-- Start of Exercise inputs --
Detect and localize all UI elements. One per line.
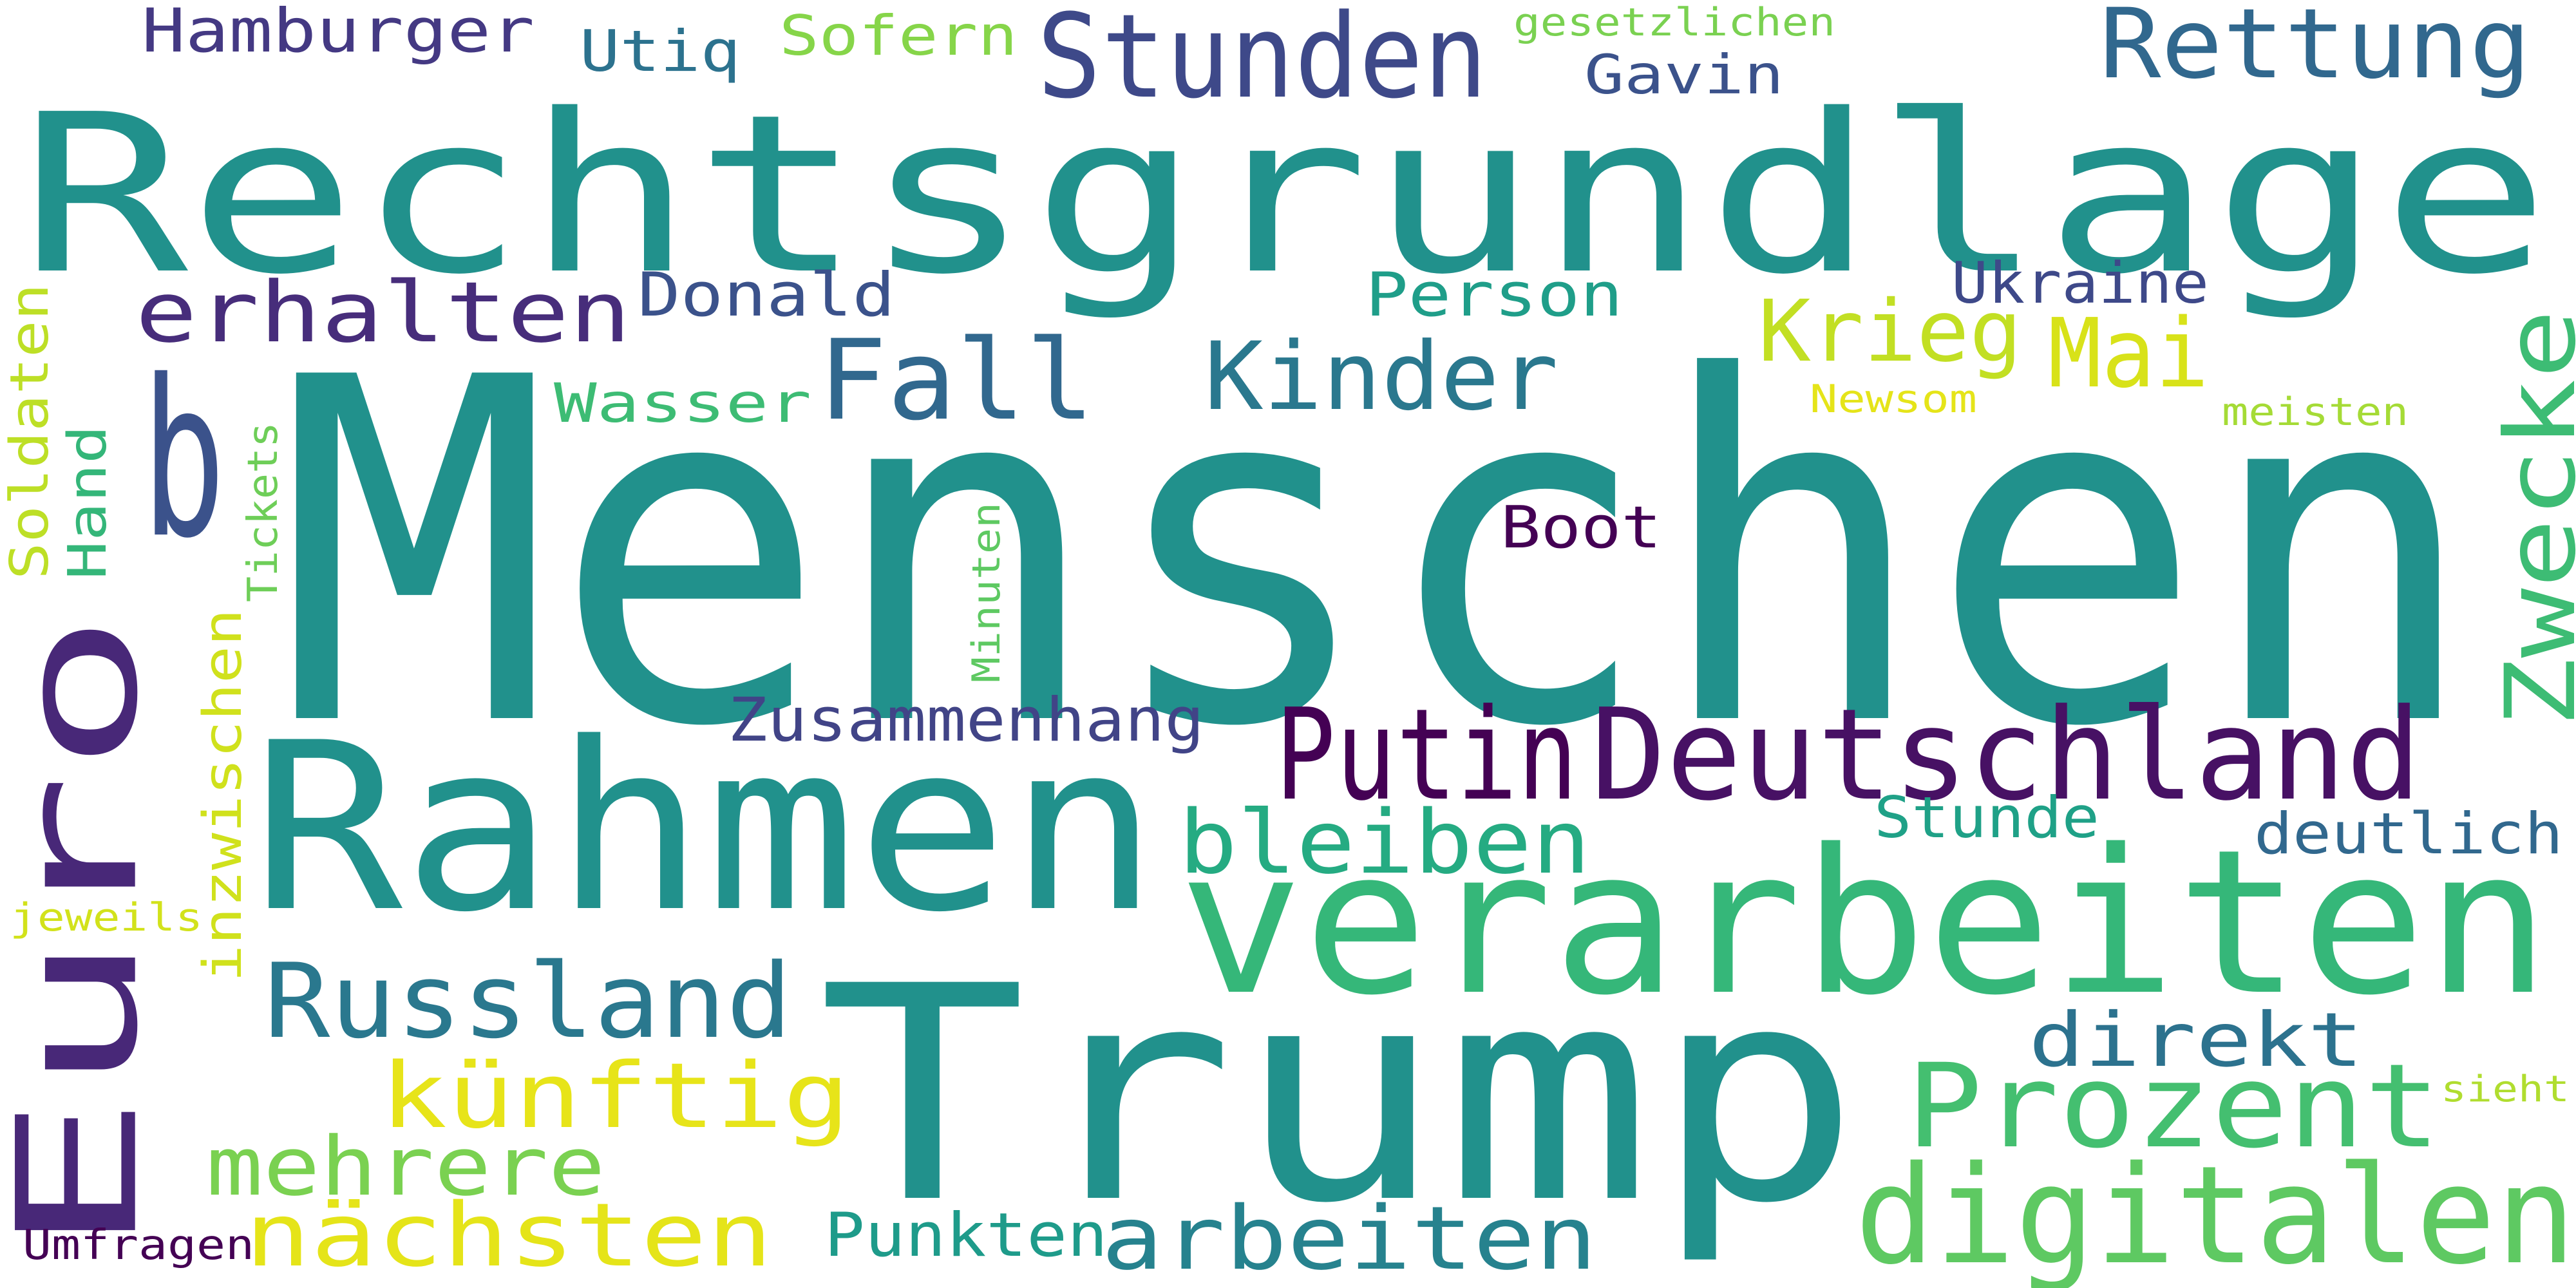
word-24: Mai [2048, 298, 2209, 409]
word-23: direkt [2029, 997, 2363, 1084]
word-25: Krieg [1758, 282, 2022, 381]
word-11: Stunden [1037, 0, 1488, 124]
word-22: mehrere [206, 1119, 605, 1214]
word-47: meisten [2222, 390, 2409, 435]
word-39: Soldaten [0, 283, 61, 580]
word-9: digitalen [1855, 1137, 2576, 1288]
word-15: nächsten [245, 1185, 773, 1287]
word-12: Rettung [2099, 0, 2531, 100]
word-2: Trump [818, 923, 1861, 1268]
word-1: Rechtsgrundlage [19, 68, 2550, 323]
word-40: Hand [57, 425, 118, 580]
word-16: arbeiten [1101, 1188, 1597, 1288]
word-49: sieht [2441, 1068, 2570, 1110]
word-32: Boot [1501, 494, 1662, 562]
word-10: b [142, 334, 225, 586]
word-42: Umfragen [23, 1222, 254, 1269]
word-17: künftig [380, 1044, 850, 1149]
word-4: Euro [0, 612, 175, 1256]
word-14: Russland [264, 941, 792, 1061]
word-30: Punkten [824, 1200, 1108, 1271]
word-46: Newsom [1810, 377, 1977, 422]
word-20: Kinder [1204, 322, 1558, 431]
word-3: Rahmen [251, 693, 1159, 963]
word-28: Person [1365, 260, 1623, 330]
word-13: Putin [1275, 682, 1578, 829]
word-6: Deutschland [1591, 682, 2421, 829]
word-33: Ukraine [1951, 250, 2209, 316]
word-26: Hamburger [142, 0, 535, 66]
word-44: Minuten [964, 502, 1009, 683]
word-21: bleiben [1179, 792, 1591, 894]
word-37: Utiq [580, 18, 741, 84]
word-35: Gavin [1584, 43, 1784, 106]
word-18: erhalten [135, 263, 631, 361]
word-0: Menschen [277, 278, 2479, 830]
word-29: Zusammenhang [728, 685, 1204, 755]
word-41: inzwischen [193, 609, 254, 982]
word-5: verarbeiten [1179, 807, 2550, 1039]
word-38: Wasser [554, 372, 811, 435]
word-7: Zwecke [2485, 309, 2576, 728]
word-8: Prozent [1906, 1039, 2441, 1174]
word-34: Stunde [1874, 784, 2099, 851]
word-43: Tickets [240, 422, 287, 602]
word-36: Sofern [779, 4, 1018, 68]
word-27: Donald [638, 260, 895, 330]
word-45: gesetzlichen [1513, 0, 1835, 45]
word-19: Fall [818, 316, 1095, 445]
word-48: jeweils [10, 895, 203, 940]
word-31: deutlich [2254, 800, 2563, 867]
-- End of Exercise inputs --
Task goal —
Return every line of the rows above verbatim, leaving out the pictures.

Result —
Detect and localize all UI elements. One per line.
word-24: Mai [2048, 298, 2209, 409]
word-23: direkt [2029, 997, 2363, 1084]
word-25: Krieg [1758, 282, 2022, 381]
word-11: Stunden [1037, 0, 1488, 124]
word-22: mehrere [206, 1119, 605, 1214]
word-47: meisten [2222, 390, 2409, 435]
word-39: Soldaten [0, 283, 61, 580]
word-9: digitalen [1855, 1137, 2576, 1288]
word-15: nächsten [245, 1185, 773, 1287]
word-12: Rettung [2099, 0, 2531, 100]
word-2: Trump [818, 923, 1861, 1268]
word-1: Rechtsgrundlage [19, 68, 2550, 323]
word-40: Hand [57, 425, 118, 580]
word-16: arbeiten [1101, 1188, 1597, 1288]
word-49: sieht [2441, 1068, 2570, 1110]
word-32: Boot [1501, 494, 1662, 562]
word-10: b [142, 334, 225, 586]
word-42: Umfragen [23, 1222, 254, 1269]
word-17: künftig [380, 1044, 850, 1149]
word-4: Euro [0, 612, 175, 1256]
word-14: Russland [264, 941, 792, 1061]
word-30: Punkten [824, 1200, 1108, 1271]
word-46: Newsom [1810, 377, 1977, 422]
word-20: Kinder [1204, 322, 1558, 431]
word-3: Rahmen [251, 693, 1159, 963]
word-28: Person [1365, 260, 1623, 330]
word-13: Putin [1275, 682, 1578, 829]
word-6: Deutschland [1591, 682, 2421, 829]
word-33: Ukraine [1951, 250, 2209, 316]
word-26: Hamburger [142, 0, 535, 66]
word-44: Minuten [964, 502, 1009, 683]
word-21: bleiben [1179, 792, 1591, 894]
word-37: Utiq [580, 18, 741, 84]
word-35: Gavin [1584, 43, 1784, 106]
word-18: erhalten [135, 263, 631, 361]
word-0: Menschen [277, 278, 2479, 830]
word-29: Zusammenhang [728, 685, 1204, 755]
word-41: inzwischen [193, 609, 254, 982]
word-5: verarbeiten [1179, 807, 2550, 1039]
word-38: Wasser [554, 372, 811, 435]
word-7: Zwecke [2485, 309, 2576, 728]
word-8: Prozent [1906, 1039, 2441, 1174]
word-34: Stunde [1874, 784, 2099, 851]
word-43: Tickets [240, 422, 287, 602]
word-36: Sofern [779, 4, 1018, 68]
word-27: Donald [638, 260, 895, 330]
word-45: gesetzlichen [1513, 0, 1835, 45]
word-19: Fall [818, 316, 1095, 445]
word-48: jeweils [10, 895, 203, 940]
word-31: deutlich [2254, 800, 2563, 867]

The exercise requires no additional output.